> **Work to be completed**
Report each line from the listing that the string "Prioritäten" appears in.

BEGIN

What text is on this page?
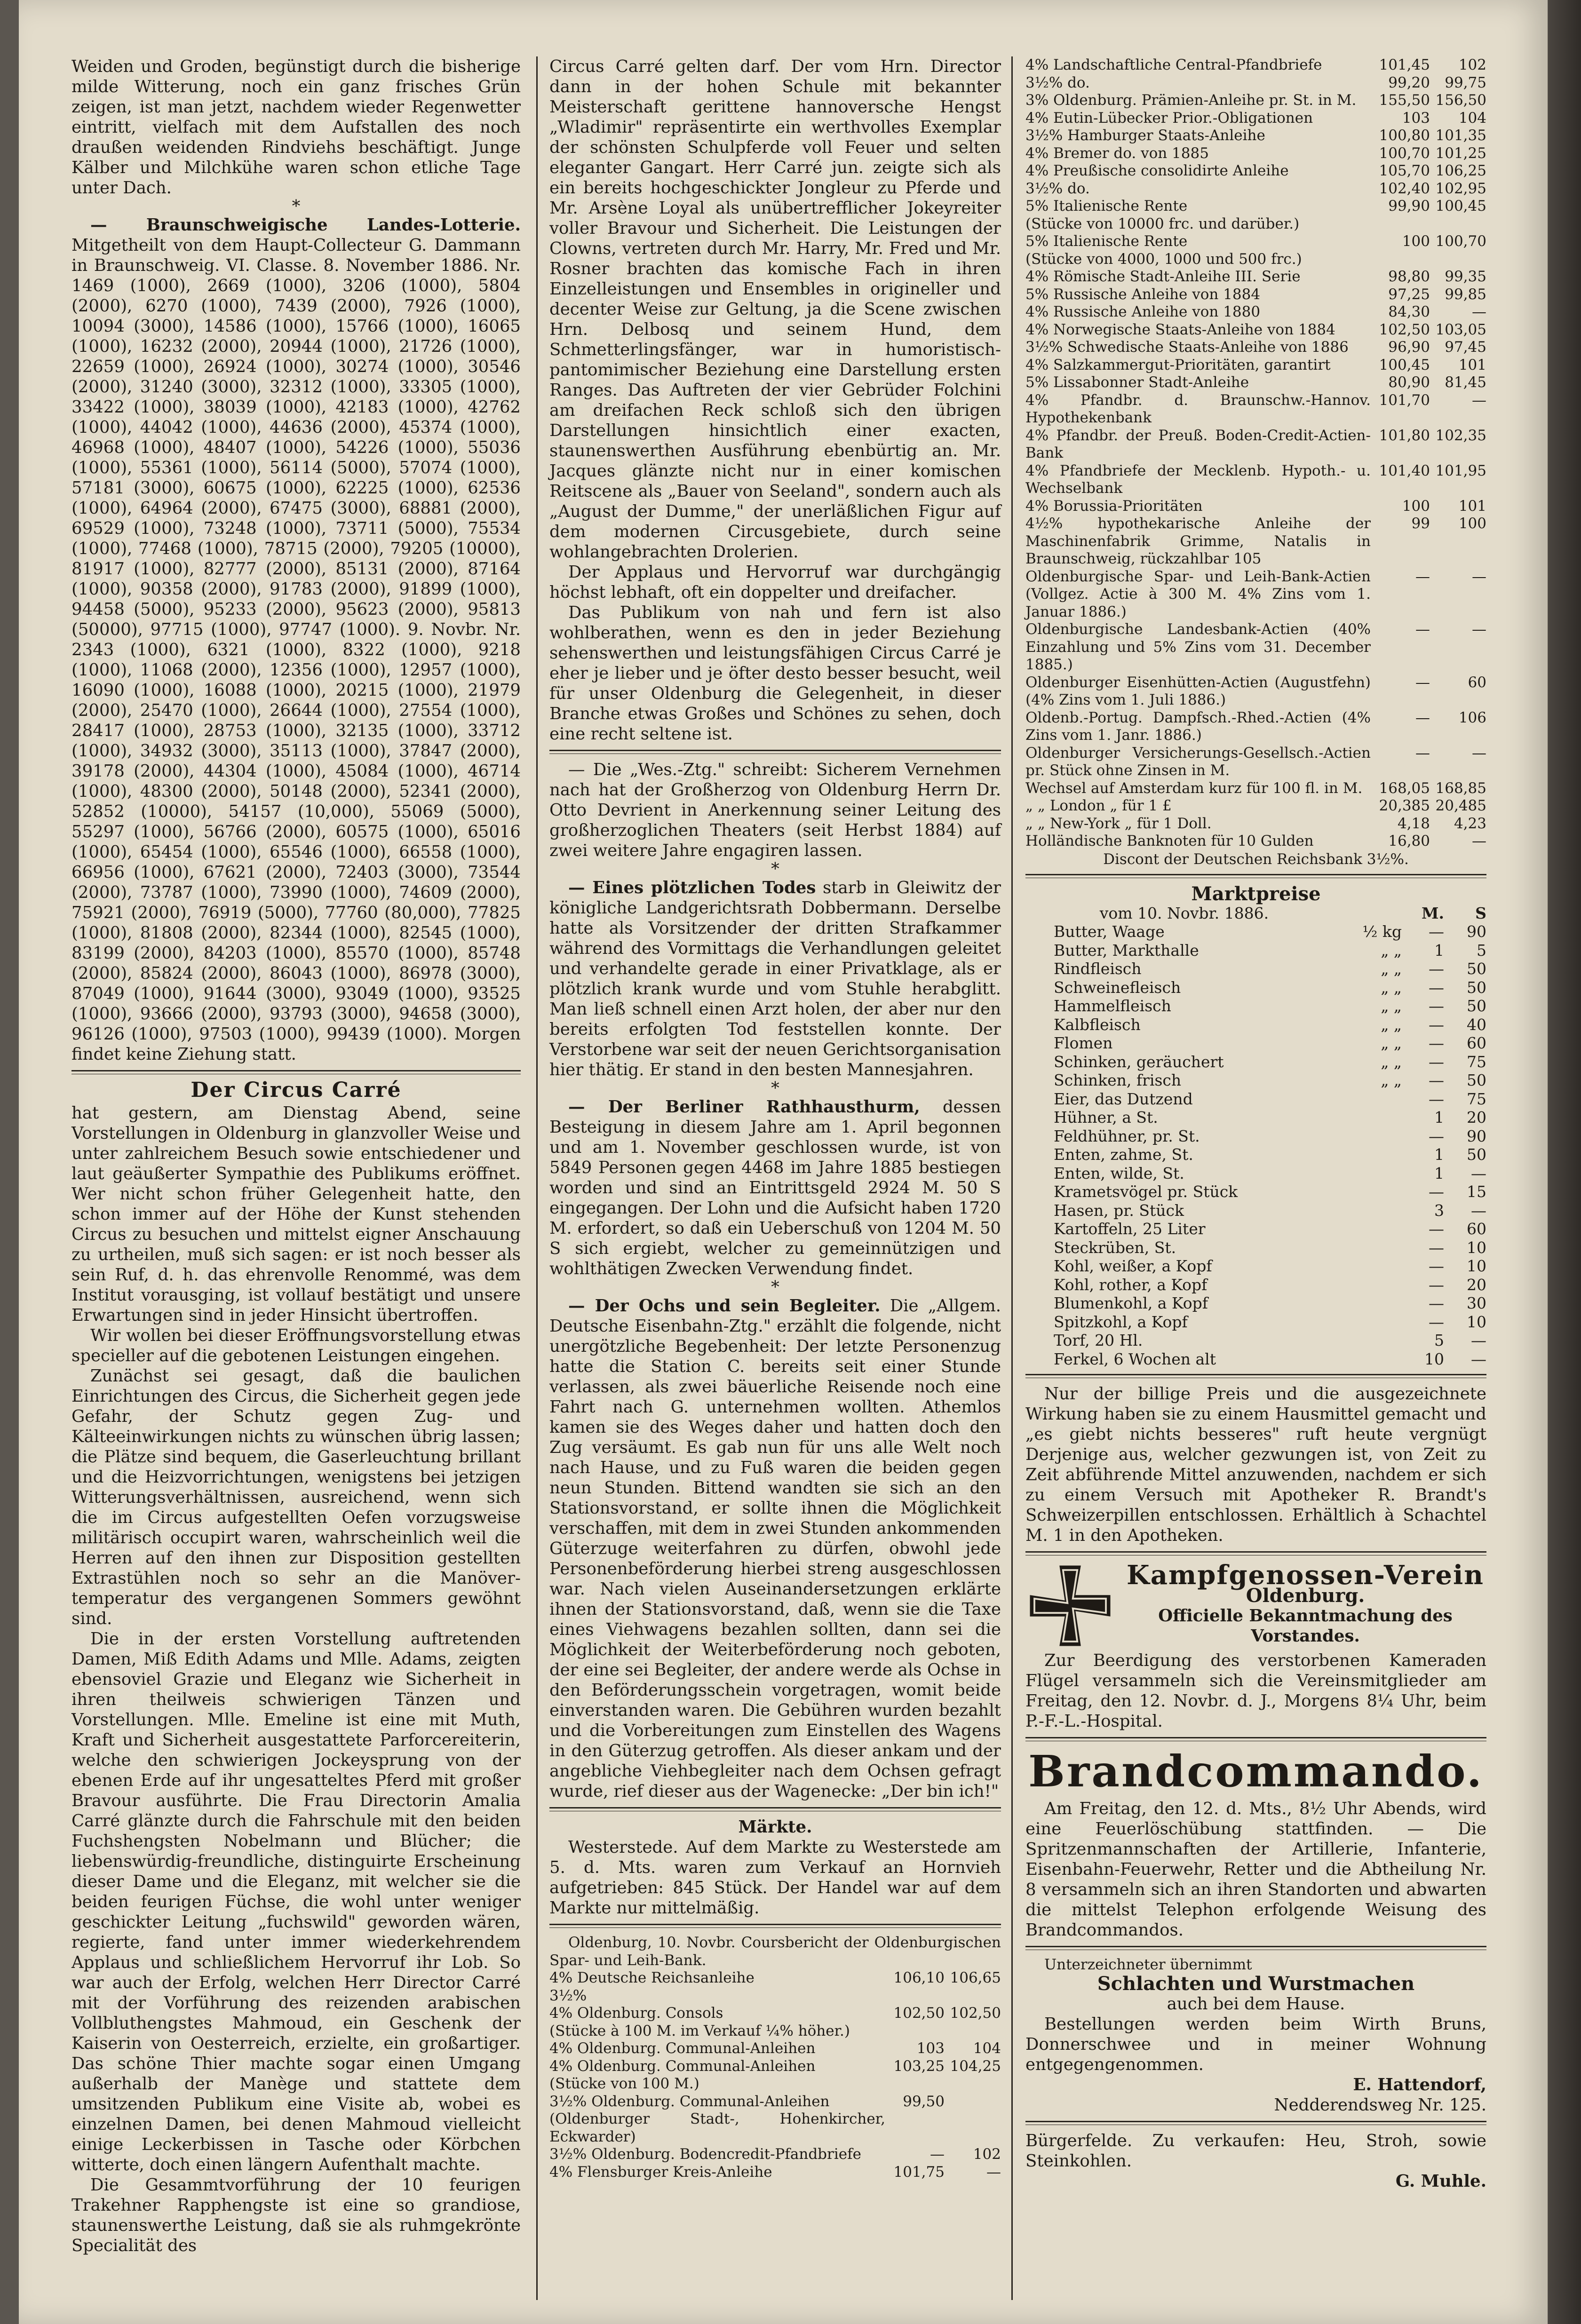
Weiden und Groden, begünstigt durch die bisherige milde Witterung, noch ein ganz frisches Grün zeigen, ist man jetzt, nachdem wieder Regenwetter eintritt, vielfach mit dem Aufstallen des noch draußen weidenden Rindviehs beschäftigt. Junge Kälber und Milchkühe waren schon etliche Tage unter Dach.

*

— Braunschweigische Landes-Lotterie. Mitgetheilt von dem Haupt-Collecteur G. Dammann in Braunschweig. VI. Classe. 8. November 1886. Nr. 1469 (1000), 2669 (1000), 3206 (1000), 5804 (2000), 6270 (1000), 7439 (2000), 7926 (1000), 10094 (3000), 14586 (1000), 15766 (1000), 16065 (1000), 16232 (2000), 20944 (1000), 21726 (1000), 22659 (1000), 26924 (1000), 30274 (1000), 30546 (2000), 31240 (3000), 32312 (1000), 33305 (1000), 33422 (1000), 38039 (1000), 42183 (1000), 42762 (1000), 44042 (1000), 44636 (2000), 45374 (1000), 46968 (1000), 48407 (1000), 54226 (1000), 55036 (1000), 55361 (1000), 56114 (5000), 57074 (1000), 57181 (3000), 60675 (1000), 62225 (1000), 62536 (1000), 64964 (2000), 67475 (3000), 68881 (2000), 69529 (1000), 73248 (1000), 73711 (5000), 75534 (1000), 77468 (1000), 78715 (2000), 79205 (10000), 81917 (1000), 82777 (2000), 85131 (2000), 87164 (1000), 90358 (2000), 91783 (2000), 91899 (1000), 94458 (5000), 95233 (2000), 95623 (2000), 95813 (50000), 97715 (1000), 97747 (1000). 9. Novbr. Nr. 2343 (1000), 6321 (1000), 8322 (1000), 9218 (1000), 11068 (2000), 12356 (1000), 12957 (1000), 16090 (1000), 16088 (1000), 20215 (1000), 21979 (2000), 25470 (1000), 26644 (1000), 27554 (1000), 28417 (1000), 28753 (1000), 32135 (1000), 33712 (1000), 34932 (3000), 35113 (1000), 37847 (2000), 39178 (2000), 44304 (1000), 45084 (1000), 46714 (1000), 48300 (2000), 50148 (2000), 52341 (2000), 52852 (10000), 54157 (10,000), 55069 (5000), 55297 (1000), 56766 (2000), 60575 (1000), 65016 (1000), 65454 (1000), 65546 (1000), 66558 (1000), 66956 (1000), 67621 (2000), 72403 (3000), 73544 (2000), 73787 (1000), 73990 (1000), 74609 (2000), 75921 (2000), 76919 (5000), 77760 (80,000), 77825 (1000), 81808 (2000), 82344 (1000), 82545 (1000), 83199 (2000), 84203 (1000), 85570 (1000), 85748 (2000), 85824 (2000), 86043 (1000), 86978 (3000), 87049 (1000), 91644 (3000), 93049 (1000), 93525 (1000), 93666 (2000), 93793 (3000), 94658 (3000), 96126 (1000), 97503 (1000), 99439 (1000). Morgen findet keine Ziehung statt.

Der Circus Carré

hat gestern, am Dienstag Abend, seine Vorstellungen in Oldenburg in glanzvoller Weise und unter zahlreichem Besuch sowie entschiedener und laut geäußerter Sympathie des Publikums eröffnet. Wer nicht schon früher Gelegenheit hatte, den schon immer auf der Höhe der Kunst stehenden Circus zu besuchen und mittelst eigner Anschauung zu urtheilen, muß sich sagen: er ist noch besser als sein Ruf, d. h. das ehrenvolle Renommé, was dem Institut vorausging, ist vollauf bestätigt und unsere Erwartungen sind in jeder Hinsicht übertroffen.

Wir wollen bei dieser Eröffnungsvorstellung etwas specieller auf die gebotenen Leistungen eingehen.

Zunächst sei gesagt, daß die baulichen Einrichtungen des Circus, die Sicherheit gegen jede Gefahr, der Schutz gegen Zug- und Kälteeinwirkungen nichts zu wünschen übrig lassen; die Plätze sind bequem, die Gaserleuchtung brillant und die Heizvorrichtungen, wenigstens bei jetzigen Witterungsverhältnissen, ausreichend, wenn sich die im Circus aufgestellten Oefen vorzugsweise militärisch occupirt waren, wahrscheinlich weil die Herren auf den ihnen zur Disposition gestellten Extrastühlen noch so sehr an die Manöver-temperatur des vergangenen Sommers gewöhnt sind.

Die in der ersten Vorstellung auftretenden Damen, Miß Edith Adams und Mlle. Adams, zeigten ebensoviel Grazie und Eleganz wie Sicherheit in ihren theilweis schwierigen Tänzen und Vorstellungen. Mlle. Emeline ist eine mit Muth, Kraft und Sicherheit ausgestattete Parforcereiterin, welche den schwierigen Jockeysprung von der ebenen Erde auf ihr ungesatteltes Pferd mit großer Bravour ausführte. Die Frau Directorin Amalia Carré glänzte durch die Fahrschule mit den beiden Fuchshengsten Nobelmann und Blücher; die liebenswürdig-freundliche, distinguirte Erscheinung dieser Dame und die Eleganz, mit welcher sie die beiden feurigen Füchse, die wohl unter weniger geschickter Leitung „fuchswild" geworden wären, regierte, fand unter immer wiederkehrendem Applaus und schließlichem Hervorruf ihr Lob. So war auch der Erfolg, welchen Herr Director Carré mit der Vorführung des reizenden arabischen Vollbluthengstes Mahmoud, ein Geschenk der Kaiserin von Oesterreich, erzielte, ein großartiger. Das schöne Thier machte sogar einen Umgang außerhalb der Manège und stattete dem umsitzenden Publikum eine Visite ab, wobei es einzelnen Damen, bei denen Mahmoud vielleicht einige Leckerbissen in Tasche oder Körbchen witterte, doch einen längern Aufenthalt machte.

Die Gesammtvorführung der 10 feurigen Trakehner Rapphengste ist eine so grandiose, staunenswerthe Leistung, daß sie als ruhmgekrönte Specialität des

Circus Carré gelten darf. Der vom Hrn. Director dann in der hohen Schule mit bekannter Meisterschaft gerittene hannoversche Hengst „Wladimir" repräsentirte ein werthvolles Exemplar der schönsten Schulpferde voll Feuer und selten eleganter Gangart. Herr Carré jun. zeigte sich als ein bereits hochgeschickter Jongleur zu Pferde und Mr. Arsène Loyal als unübertrefflicher Jokeyreiter voller Bravour und Sicherheit. Die Leistungen der Clowns, vertreten durch Mr. Harry, Mr. Fred und Mr. Rosner brachten das komische Fach in ihren Einzelleistungen und Ensembles in origineller und decenter Weise zur Geltung, ja die Scene zwischen Hrn. Delbosq und seinem Hund, dem Schmetterlingsfänger, war in humoristisch-pantomimischer Beziehung eine Darstellung ersten Ranges. Das Auftreten der vier Gebrüder Folchini am dreifachen Reck schloß sich den übrigen Darstellungen hinsichtlich einer exacten, staunenswerthen Ausführung ebenbürtig an. Mr. Jacques glänzte nicht nur in einer komischen Reitscene als „Bauer von Seeland", sondern auch als „August der Dumme," der unerläßlichen Figur auf dem modernen Circusgebiete, durch seine wohlangebrachten Drolerien.

Der Applaus und Hervorruf war durchgängig höchst lebhaft, oft ein doppelter und dreifacher.

Das Publikum von nah und fern ist also wohlberathen, wenn es den in jeder Beziehung sehenswerthen und leistungsfähigen Circus Carré je eher je lieber und je öfter desto besser besucht, weil für unser Oldenburg die Gelegenheit, in dieser Branche etwas Großes und Schönes zu sehen, doch eine recht seltene ist.

— Die „Wes.-Ztg." schreibt: Sicherem Vernehmen nach hat der Großherzog von Oldenburg Herrn Dr. Otto Devrient in Anerkennung seiner Leitung des großherzoglichen Theaters (seit Herbst 1884) auf zwei weitere Jahre engagiren lassen.

*

— Eines plötzlichen Todes starb in Gleiwitz der königliche Landgerichtsrath Dobbermann. Derselbe hatte als Vorsitzender der dritten Strafkammer während des Vormittags die Verhandlungen geleitet und verhandelte gerade in einer Privatklage, als er plötzlich krank wurde und vom Stuhle herabglitt. Man ließ schnell einen Arzt holen, der aber nur den bereits erfolgten Tod feststellen konnte. Der Verstorbene war seit der neuen Gerichtsorganisation hier thätig. Er stand in den besten Mannesjahren.

*

— Der Berliner Rathhausthurm, dessen Besteigung in diesem Jahre am 1. April begonnen und am 1. November geschlossen wurde, ist von 5849 Personen gegen 4468 im Jahre 1885 bestiegen worden und sind an Eintrittsgeld 2924 M. 50 S eingegangen. Der Lohn und die Aufsicht haben 1720 M. erfordert, so daß ein Ueberschuß von 1204 M. 50 S sich ergiebt, welcher zu gemeinnützigen und wohlthätigen Zwecken Verwendung findet.

*

— Der Ochs und sein Begleiter. Die „Allgem. Deutsche Eisenbahn-Ztg." erzählt die folgende, nicht unergötzliche Begebenheit: Der letzte Personenzug hatte die Station C. bereits seit einer Stunde verlassen, als zwei bäuerliche Reisende noch eine Fahrt nach G. unternehmen wollten. Athemlos kamen sie des Weges daher und hatten doch den Zug versäumt. Es gab nun für uns alle Welt noch nach Hause, und zu Fuß waren die beiden gegen neun Stunden. Bittend wandten sie sich an den Stationsvorstand, er sollte ihnen die Möglichkeit verschaffen, mit dem in zwei Stunden ankommenden Güterzuge weiterfahren zu dürfen, obwohl jede Personenbeförderung hierbei streng ausgeschlossen war. Nach vielen Auseinandersetzungen erklärte ihnen der Stationsvorstand, daß, wenn sie die Taxe eines Viehwagens bezahlen sollten, dann sei die Möglichkeit der Weiterbeförderung noch geboten, der eine sei Begleiter, der andere werde als Ochse in den Beförderungsschein vorgetragen, womit beide einverstanden waren. Die Gebühren wurden bezahlt und die Vorbereitungen zum Einstellen des Wagens in den Güterzug getroffen. Als dieser ankam und der angebliche Viehbegleiter nach dem Ochsen gefragt wurde, rief dieser aus der Wagenecke: „Der bin ich!"

Märkte.

Westerstede. Auf dem Markte zu Westerstede am 5. d. Mts. waren zum Verkauf an Hornvieh aufgetrieben: 845 Stück. Der Handel war auf dem Markte nur mittelmäßig.

Oldenburg, 10. Novbr. Coursbericht der Oldenburgischen Spar- und Leih-Bank.

4% Deutsche Reichsanleihe	106,10	106,65
3½%		
4% Oldenburg. Consols	102,50	102,50
(Stücke à 100 M. im Verkauf ¼% höher.)		
4% Oldenburg. Communal-Anleihen	103	104
4% Oldenburg. Communal-Anleihen	103,25	104,25
(Stücke von 100 M.)		
3½% Oldenburg. Communal-Anleihen	99,50	
(Oldenburger Stadt-, Hohenkircher, Eckwarder)		
3½% Oldenburg. Bodencredit-Pfandbriefe	—	102
4% Flensburger Kreis-Anleihe	101,75	—
4% Landschaftliche Central-Pfandbriefe	101,45	102
3½% do.	99,20	99,75
3% Oldenburg. Prämien-Anleihe pr. St. in M.	155,50	156,50
4% Eutin-Lübecker Prior.-Obligationen	103	104
3½% Hamburger Staats-Anleihe	100,80	101,35
4% Bremer do. von 1885	100,70	101,25
4% Preußische consolidirte Anleihe	105,70	106,25
3½% do.	102,40	102,95
5% Italienische Rente	99,90	100,45
(Stücke von 10000 frc. und darüber.)		
5% Italienische Rente	100	100,70
(Stücke von 4000, 1000 und 500 frc.)		
4% Römische Stadt-Anleihe III. Serie	98,80	99,35
5% Russische Anleihe von 1884	97,25	99,85
4% Russische Anleihe von 1880	84,30	—
4% Norwegische Staats-Anleihe von 1884	102,50	103,05
3½% Schwedische Staats-Anleihe von 1886	96,90	97,45
4% Salzkammergut-Prioritäten, garantirt	100,45	101
5% Lissabonner Stadt-Anleihe	80,90	81,45
4% Pfandbr. d. Braunschw.-Hannov. Hypothekenbank	101,70	—
4% Pfandbr. der Preuß. Boden-Credit-Actien-Bank	101,80	102,35
4% Pfandbriefe der Mecklenb. Hypoth.- u. Wechselbank	101,40	101,95
4% Borussia-Prioritäten	100	101
4½% hypothekarische Anleihe der Maschinenfabrik Grimme, Natalis in Braunschweig, rückzahlbar 105	99	100
Oldenburgische Spar- und Leih-Bank-Actien (Vollgez. Actie à 300 M. 4% Zins vom 1. Januar 1886.)	—	—
Oldenburgische Landesbank-Actien (40% Einzahlung und 5% Zins vom 31. December 1885.)	—	—
Oldenburger Eisenhütten-Actien (Augustfehn) (4% Zins vom 1. Juli 1886.)	—	60
Oldenb.-Portug. Dampfsch.-Rhed.-Actien (4% Zins vom 1. Janr. 1886.)	—	106
Oldenburger Versicherungs-Gesellsch.-Actien pr. Stück ohne Zinsen in M.	—	—
Wechsel auf Amsterdam kurz für 100 fl. in M.	168,05	168,85
„ „ London „ für 1 £	20,385	20,485
„ „ New-York „ für 1 Doll.	4,18	4,23
Holländische Banknoten für 10 Gulden	16,80	—
Discont der Deutschen Reichsbank 3½%.
Marktpreise
vom 10. Novbr. 1886.		M.	S
Butter, Waage	½ kg	—	90
Butter, Markthalle	„ „	1	5
Rindfleisch	„ „	—	50
Schweinefleisch	„ „	—	50
Hammelfleisch	„ „	—	50
Kalbfleisch	„ „	—	40
Flomen	„ „	—	60
Schinken, geräuchert	„ „	—	75
Schinken, frisch	„ „	—	50
Eier, das Dutzend		—	75
Hühner, a St.		1	20
Feldhühner, pr. St.		—	90
Enten, zahme, St.		1	50
Enten, wilde, St.		1	—
Krametsvögel pr. Stück		—	15
Hasen, pr. Stück		3	—
Kartoffeln, 25 Liter		—	60
Steckrüben, St.		—	10
Kohl, weißer, a Kopf		—	10
Kohl, rother, a Kopf		—	20
Blumenkohl, a Kopf		—	30
Spitzkohl, a Kopf		—	10
Torf, 20 Hl.		5	—
Ferkel, 6 Wochen alt		10	—

Nur der billige Preis und die ausgezeichnete Wirkung haben sie zu einem Hausmittel gemacht und „es giebt nichts besseres" ruft heute vergnügt Derjenige aus, welcher gezwungen ist, von Zeit zu Zeit abführende Mittel anzuwenden, nachdem er sich zu einem Versuch mit Apotheker R. Brandt's Schweizerpillen entschlossen. Erhältlich à Schachtel M. 1 in den Apotheken.

Kampfgenossen-Verein
Oldenburg.
Officielle Bekanntmachung des Vorstandes.

Zur Beerdigung des verstorbenen Kameraden Flügel versammeln sich die Vereinsmitglieder am Freitag, den 12. Novbr. d. J., Morgens 8¼ Uhr, beim P.-F.-L.-Hospital.

Brandcommando.

Am Freitag, den 12. d. Mts., 8½ Uhr Abends, wird eine Feuerlöschübung stattfinden. — Die Spritzenmannschaften der Artillerie, Infanterie, Eisenbahn-Feuerwehr, Retter und die Abtheilung Nr. 8 versammeln sich an ihren Standorten und abwarten die mittelst Telephon erfolgende Weisung des Brandcommandos.

Unterzeichneter übernimmt
Schlachten und Wurstmachen
auch bei dem Hause.

Bestellungen werden beim Wirth Bruns, Donnerschwee und in meiner Wohnung entgegengenommen.

E. Hattendorf,
Nedderendsweg Nr. 125.

Bürgerfelde. Zu verkaufen: Heu, Stroh, sowie Steinkohlen.

G. Muhle.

END

> **Task answer**
4% Salzkammergut-Prioritäten, garantirt	100,45	101
4% Borussia-Prioritäten	100	101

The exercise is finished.